### MATERIAL SHOWN
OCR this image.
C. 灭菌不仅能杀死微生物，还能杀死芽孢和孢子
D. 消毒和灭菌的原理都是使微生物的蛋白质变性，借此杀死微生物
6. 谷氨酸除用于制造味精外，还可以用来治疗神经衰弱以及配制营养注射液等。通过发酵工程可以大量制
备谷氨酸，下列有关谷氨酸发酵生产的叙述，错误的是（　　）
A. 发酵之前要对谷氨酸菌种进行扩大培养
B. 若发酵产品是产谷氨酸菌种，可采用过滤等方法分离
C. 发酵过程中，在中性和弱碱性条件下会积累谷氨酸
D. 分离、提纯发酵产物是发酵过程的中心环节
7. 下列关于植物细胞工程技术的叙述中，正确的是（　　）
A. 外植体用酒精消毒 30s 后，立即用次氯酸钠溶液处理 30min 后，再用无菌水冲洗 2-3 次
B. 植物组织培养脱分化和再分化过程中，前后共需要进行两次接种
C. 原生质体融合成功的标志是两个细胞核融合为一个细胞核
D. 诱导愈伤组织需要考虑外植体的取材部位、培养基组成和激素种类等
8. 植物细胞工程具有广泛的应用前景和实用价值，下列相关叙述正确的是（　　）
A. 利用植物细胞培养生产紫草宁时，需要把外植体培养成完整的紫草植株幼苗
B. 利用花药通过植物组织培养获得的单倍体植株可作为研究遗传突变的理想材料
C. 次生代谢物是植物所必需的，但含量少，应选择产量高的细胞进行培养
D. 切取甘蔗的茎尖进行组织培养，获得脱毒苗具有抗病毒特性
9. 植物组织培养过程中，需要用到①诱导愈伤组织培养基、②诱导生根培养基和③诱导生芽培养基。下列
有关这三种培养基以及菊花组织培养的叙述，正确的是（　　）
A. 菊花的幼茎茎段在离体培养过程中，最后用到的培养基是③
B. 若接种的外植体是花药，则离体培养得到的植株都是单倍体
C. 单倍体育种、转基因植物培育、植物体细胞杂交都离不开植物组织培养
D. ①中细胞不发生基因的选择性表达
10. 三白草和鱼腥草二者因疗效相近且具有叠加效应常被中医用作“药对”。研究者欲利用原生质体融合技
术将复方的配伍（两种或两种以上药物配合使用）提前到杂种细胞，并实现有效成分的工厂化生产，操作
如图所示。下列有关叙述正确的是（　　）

### EXERCISE PROMPT
Repeat the material word for word, in full.

### ANSWER FOR THE TASK
OCR this image.
C. 灭菌不仅能杀死微生物，还能杀死芽孢和孢子
D. 消毒和灭菌的原理都是使微生物的蛋白质变性，借此杀死微生物
6. 谷氨酸除用于制造味精外，还可以用来治疗神经衰弱以及配制营养注射液等。通过发酵工程可以大量制
备谷氨酸，下列有关谷氨酸发酵生产的叙述，错误的是（　　）
A. 发酵之前要对谷氨酸菌种进行扩大培养
B. 若发酵产品是产谷氨酸菌种，可采用过滤等方法分离
C. 发酵过程中，在中性和弱碱性条件下会积累谷氨酸
D. 分离、提纯发酵产物是发酵过程的中心环节
7. 下列关于植物细胞工程技术的叙述中，正确的是（　　）
A. 外植体用酒精消毒 30s 后，立即用次氯酸钠溶液处理 30min 后，再用无菌水冲洗 2-3 次
B. 植物组织培养脱分化和再分化过程中，前后共需要进行两次接种
C. 原生质体融合成功的标志是两个细胞核融合为一个细胞核
D. 诱导愈伤组织需要考虑外植体的取材部位、培养基组成和激素种类等
8. 植物细胞工程具有广泛的应用前景和实用价值，下列相关叙述正确的是（　　）
A. 利用植物细胞培养生产紫草宁时，需要把外植体培养成完整的紫草植株幼苗
B. 利用花药通过植物组织培养获得的单倍体植株可作为研究遗传突变的理想材料
C. 次生代谢物是植物所必需的，但含量少，应选择产量高的细胞进行培养
D. 切取甘蔗的茎尖进行组织培养，获得脱毒苗具有抗病毒特性
9. 植物组织培养过程中，需要用到①诱导愈伤组织培养基、②诱导生根培养基和③诱导生芽培养基。下列
有关这三种培养基以及菊花组织培养的叙述，正确的是（　　）
A. 菊花的幼茎茎段在离体培养过程中，最后用到的培养基是③
B. 若接种的外植体是花药，则离体培养得到的植株都是单倍体
C. 单倍体育种、转基因植物培育、植物体细胞杂交都离不开植物组织培养
D. ①中细胞不发生基因的选择性表达
10. 三白草和鱼腥草二者因疗效相近且具有叠加效应常被中医用作“药对”。研究者欲利用原生质体融合技
术将复方的配伍（两种或两种以上药物配合使用）提前到杂种细胞，并实现有效成分的工厂化生产，操作
如图所示。下列有关叙述正确的是（　　）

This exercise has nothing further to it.